* Task statement:
Each record below is to be reproduced without any change.

* Supplied records:
-- begin --
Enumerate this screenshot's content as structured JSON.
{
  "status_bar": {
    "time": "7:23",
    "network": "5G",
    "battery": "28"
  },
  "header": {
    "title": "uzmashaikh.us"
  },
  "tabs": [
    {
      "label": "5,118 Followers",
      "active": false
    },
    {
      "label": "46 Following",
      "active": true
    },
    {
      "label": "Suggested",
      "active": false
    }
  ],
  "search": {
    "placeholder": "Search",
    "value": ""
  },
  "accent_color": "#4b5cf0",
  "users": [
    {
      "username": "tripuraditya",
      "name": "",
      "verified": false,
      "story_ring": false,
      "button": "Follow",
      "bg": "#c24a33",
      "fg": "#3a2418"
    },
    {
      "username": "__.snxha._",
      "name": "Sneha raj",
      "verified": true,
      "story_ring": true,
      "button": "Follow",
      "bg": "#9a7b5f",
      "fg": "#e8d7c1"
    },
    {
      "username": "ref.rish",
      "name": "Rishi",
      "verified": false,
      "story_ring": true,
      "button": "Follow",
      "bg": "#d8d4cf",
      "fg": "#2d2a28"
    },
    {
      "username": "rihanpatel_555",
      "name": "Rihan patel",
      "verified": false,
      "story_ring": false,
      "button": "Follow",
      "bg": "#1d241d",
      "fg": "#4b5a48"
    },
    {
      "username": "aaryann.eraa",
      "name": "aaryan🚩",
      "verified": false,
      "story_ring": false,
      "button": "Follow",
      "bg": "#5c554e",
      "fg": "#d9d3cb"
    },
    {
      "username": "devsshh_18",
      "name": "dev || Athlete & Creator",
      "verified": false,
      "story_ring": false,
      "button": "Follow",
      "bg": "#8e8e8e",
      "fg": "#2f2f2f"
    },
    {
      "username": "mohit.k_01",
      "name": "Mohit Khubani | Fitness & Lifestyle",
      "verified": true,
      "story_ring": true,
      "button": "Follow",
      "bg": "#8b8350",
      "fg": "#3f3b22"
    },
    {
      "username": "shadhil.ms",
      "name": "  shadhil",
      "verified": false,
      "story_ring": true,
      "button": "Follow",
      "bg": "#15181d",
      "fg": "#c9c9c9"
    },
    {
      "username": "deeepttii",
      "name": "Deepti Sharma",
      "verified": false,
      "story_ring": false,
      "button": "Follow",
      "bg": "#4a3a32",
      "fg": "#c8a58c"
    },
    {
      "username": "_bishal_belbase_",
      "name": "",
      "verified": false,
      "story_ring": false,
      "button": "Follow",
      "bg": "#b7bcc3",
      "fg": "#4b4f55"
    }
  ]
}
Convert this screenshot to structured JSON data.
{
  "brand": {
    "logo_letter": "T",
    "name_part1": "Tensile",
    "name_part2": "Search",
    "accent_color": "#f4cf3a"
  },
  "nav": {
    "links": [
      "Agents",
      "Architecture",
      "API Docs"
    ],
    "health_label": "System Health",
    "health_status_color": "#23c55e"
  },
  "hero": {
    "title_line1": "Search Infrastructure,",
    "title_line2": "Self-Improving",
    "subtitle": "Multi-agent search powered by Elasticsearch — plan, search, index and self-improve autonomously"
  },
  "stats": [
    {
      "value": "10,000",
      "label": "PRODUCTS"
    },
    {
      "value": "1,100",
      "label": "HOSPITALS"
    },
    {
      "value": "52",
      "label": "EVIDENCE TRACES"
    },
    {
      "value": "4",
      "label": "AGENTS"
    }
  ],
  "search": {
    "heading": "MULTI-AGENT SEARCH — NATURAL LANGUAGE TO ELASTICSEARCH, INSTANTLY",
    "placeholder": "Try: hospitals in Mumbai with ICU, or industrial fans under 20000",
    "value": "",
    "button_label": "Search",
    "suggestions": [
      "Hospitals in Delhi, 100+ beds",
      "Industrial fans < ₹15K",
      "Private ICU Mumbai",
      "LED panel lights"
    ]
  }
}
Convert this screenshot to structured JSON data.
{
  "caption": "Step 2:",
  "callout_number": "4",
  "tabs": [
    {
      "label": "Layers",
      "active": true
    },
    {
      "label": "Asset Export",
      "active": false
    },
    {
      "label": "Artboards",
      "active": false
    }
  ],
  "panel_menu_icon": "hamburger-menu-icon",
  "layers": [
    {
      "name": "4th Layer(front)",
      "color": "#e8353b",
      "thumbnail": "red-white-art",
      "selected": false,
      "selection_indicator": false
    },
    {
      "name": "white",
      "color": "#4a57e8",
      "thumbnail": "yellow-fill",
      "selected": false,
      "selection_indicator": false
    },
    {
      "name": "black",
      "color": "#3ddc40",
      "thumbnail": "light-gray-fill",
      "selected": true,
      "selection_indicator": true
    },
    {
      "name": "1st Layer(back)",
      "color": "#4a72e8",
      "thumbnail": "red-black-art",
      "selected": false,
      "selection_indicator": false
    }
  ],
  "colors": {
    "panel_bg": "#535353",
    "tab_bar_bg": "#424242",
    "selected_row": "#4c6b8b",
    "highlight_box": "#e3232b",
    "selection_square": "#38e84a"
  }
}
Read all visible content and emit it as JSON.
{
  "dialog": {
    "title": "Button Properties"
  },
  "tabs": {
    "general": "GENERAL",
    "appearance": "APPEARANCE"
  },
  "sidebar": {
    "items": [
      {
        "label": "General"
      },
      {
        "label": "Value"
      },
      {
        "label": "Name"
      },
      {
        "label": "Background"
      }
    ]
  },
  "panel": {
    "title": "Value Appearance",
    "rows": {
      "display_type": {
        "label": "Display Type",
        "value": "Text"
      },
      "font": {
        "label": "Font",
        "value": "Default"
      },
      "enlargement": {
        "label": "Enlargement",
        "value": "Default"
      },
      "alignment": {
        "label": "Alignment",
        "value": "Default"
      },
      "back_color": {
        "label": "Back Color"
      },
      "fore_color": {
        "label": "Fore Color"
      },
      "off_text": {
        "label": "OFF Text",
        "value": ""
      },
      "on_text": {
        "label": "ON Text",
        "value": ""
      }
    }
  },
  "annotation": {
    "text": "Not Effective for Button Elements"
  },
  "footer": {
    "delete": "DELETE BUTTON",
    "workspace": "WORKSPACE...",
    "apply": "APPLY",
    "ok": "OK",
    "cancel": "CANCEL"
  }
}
-- end --
* Answer to the exercise:
Enumerate this screenshot's content as structured JSON.
{
  "status_bar": {
    "time": "7:23",
    "network": "5G",
    "battery": "28"
  },
  "header": {
    "title": "uzmashaikh.us"
  },
  "tabs": [
    {
      "label": "5,118 Followers",
      "active": false
    },
    {
      "label": "46 Following",
      "active": true
    },
    {
      "label": "Suggested",
      "active": false
    }
  ],
  "search": {
    "placeholder": "Search",
    "value": ""
  },
  "accent_color": "#4b5cf0",
  "users": [
    {
      "username": "tripuraditya",
      "name": "",
      "verified": false,
      "story_ring": false,
      "button": "Follow",
      "bg": "#c24a33",
      "fg": "#3a2418"
    },
    {
      "username": "__.snxha._",
      "name": "Sneha raj",
      "verified": true,
      "story_ring": true,
      "button": "Follow",
      "bg": "#9a7b5f",
      "fg": "#e8d7c1"
    },
    {
      "username": "ref.rish",
      "name": "Rishi",
      "verified": false,
      "story_ring": true,
      "button": "Follow",
      "bg": "#d8d4cf",
      "fg": "#2d2a28"
    },
    {
      "username": "rihanpatel_555",
      "name": "Rihan patel",
      "verified": false,
      "story_ring": false,
      "button": "Follow",
      "bg": "#1d241d",
      "fg": "#4b5a48"
    },
    {
      "username": "aaryann.eraa",
      "name": "aaryan🚩",
      "verified": false,
      "story_ring": false,
      "button": "Follow",
      "bg": "#5c554e",
      "fg": "#d9d3cb"
    },
    {
      "username": "devsshh_18",
      "name": "dev || Athlete & Creator",
      "verified": false,
      "story_ring": false,
      "button": "Follow",
      "bg": "#8e8e8e",
      "fg": "#2f2f2f"
    },
    {
      "username": "mohit.k_01",
      "name": "Mohit Khubani | Fitness & Lifestyle",
      "verified": true,
      "story_ring": true,
      "button": "Follow",
      "bg": "#8b8350",
      "fg": "#3f3b22"
    },
    {
      "username": "shadhil.ms",
      "name": "  shadhil",
      "verified": false,
      "story_ring": true,
      "button": "Follow",
      "bg": "#15181d",
      "fg": "#c9c9c9"
    },
    {
      "username": "deeepttii",
      "name": "Deepti Sharma",
      "verified": false,
      "story_ring": false,
      "button": "Follow",
      "bg": "#4a3a32",
      "fg": "#c8a58c"
    },
    {
      "username": "_bishal_belbase_",
      "name": "",
      "verified": false,
      "story_ring": false,
      "button": "Follow",
      "bg": "#b7bcc3",
      "fg": "#4b4f55"
    }
  ]
}
Convert this screenshot to structured JSON data.
{
  "brand": {
    "logo_letter": "T",
    "name_part1": "Tensile",
    "name_part2": "Search",
    "accent_color": "#f4cf3a"
  },
  "nav": {
    "links": [
      "Agents",
      "Architecture",
      "API Docs"
    ],
    "health_label": "System Health",
    "health_status_color": "#23c55e"
  },
  "hero": {
    "title_line1": "Search Infrastructure,",
    "title_line2": "Self-Improving",
    "subtitle": "Multi-agent search powered by Elasticsearch — plan, search, index and self-improve autonomously"
  },
  "stats": [
    {
      "value": "10,000",
      "label": "PRODUCTS"
    },
    {
      "value": "1,100",
      "label": "HOSPITALS"
    },
    {
      "value": "52",
      "label": "EVIDENCE TRACES"
    },
    {
      "value": "4",
      "label": "AGENTS"
    }
  ],
  "search": {
    "heading": "MULTI-AGENT SEARCH — NATURAL LANGUAGE TO ELASTICSEARCH, INSTANTLY",
    "placeholder": "Try: hospitals in Mumbai with ICU, or industrial fans under 20000",
    "value": "",
    "button_label": "Search",
    "suggestions": [
      "Hospitals in Delhi, 100+ beds",
      "Industrial fans < ₹15K",
      "Private ICU Mumbai",
      "LED panel lights"
    ]
  }
}
Convert this screenshot to structured JSON data.
{
  "caption": "Step 2:",
  "callout_number": "4",
  "tabs": [
    {
      "label": "Layers",
      "active": true
    },
    {
      "label": "Asset Export",
      "active": false
    },
    {
      "label": "Artboards",
      "active": false
    }
  ],
  "panel_menu_icon": "hamburger-menu-icon",
  "layers": [
    {
      "name": "4th Layer(front)",
      "color": "#e8353b",
      "thumbnail": "red-white-art",
      "selected": false,
      "selection_indicator": false
    },
    {
      "name": "white",
      "color": "#4a57e8",
      "thumbnail": "yellow-fill",
      "selected": false,
      "selection_indicator": false
    },
    {
      "name": "black",
      "color": "#3ddc40",
      "thumbnail": "light-gray-fill",
      "selected": true,
      "selection_indicator": true
    },
    {
      "name": "1st Layer(back)",
      "color": "#4a72e8",
      "thumbnail": "red-black-art",
      "selected": false,
      "selection_indicator": false
    }
  ],
  "colors": {
    "panel_bg": "#535353",
    "tab_bar_bg": "#424242",
    "selected_row": "#4c6b8b",
    "highlight_box": "#e3232b",
    "selection_square": "#38e84a"
  }
}
Read all visible content and emit it as JSON.
{
  "dialog": {
    "title": "Button Properties"
  },
  "tabs": {
    "general": "GENERAL",
    "appearance": "APPEARANCE"
  },
  "sidebar": {
    "items": [
      {
        "label": "General"
      },
      {
        "label": "Value"
      },
      {
        "label": "Name"
      },
      {
        "label": "Background"
      }
    ]
  },
  "panel": {
    "title": "Value Appearance",
    "rows": {
      "display_type": {
        "label": "Display Type",
        "value": "Text"
      },
      "font": {
        "label": "Font",
        "value": "Default"
      },
      "enlargement": {
        "label": "Enlargement",
        "value": "Default"
      },
      "alignment": {
        "label": "Alignment",
        "value": "Default"
      },
      "back_color": {
        "label": "Back Color"
      },
      "fore_color": {
        "label": "Fore Color"
      },
      "off_text": {
        "label": "OFF Text",
        "value": ""
      },
      "on_text": {
        "label": "ON Text",
        "value": ""
      }
    }
  },
  "annotation": {
    "text": "Not Effective for Button Elements"
  },
  "footer": {
    "delete": "DELETE BUTTON",
    "workspace": "WORKSPACE...",
    "apply": "APPLY",
    "ok": "OK",
    "cancel": "CANCEL"
  }
}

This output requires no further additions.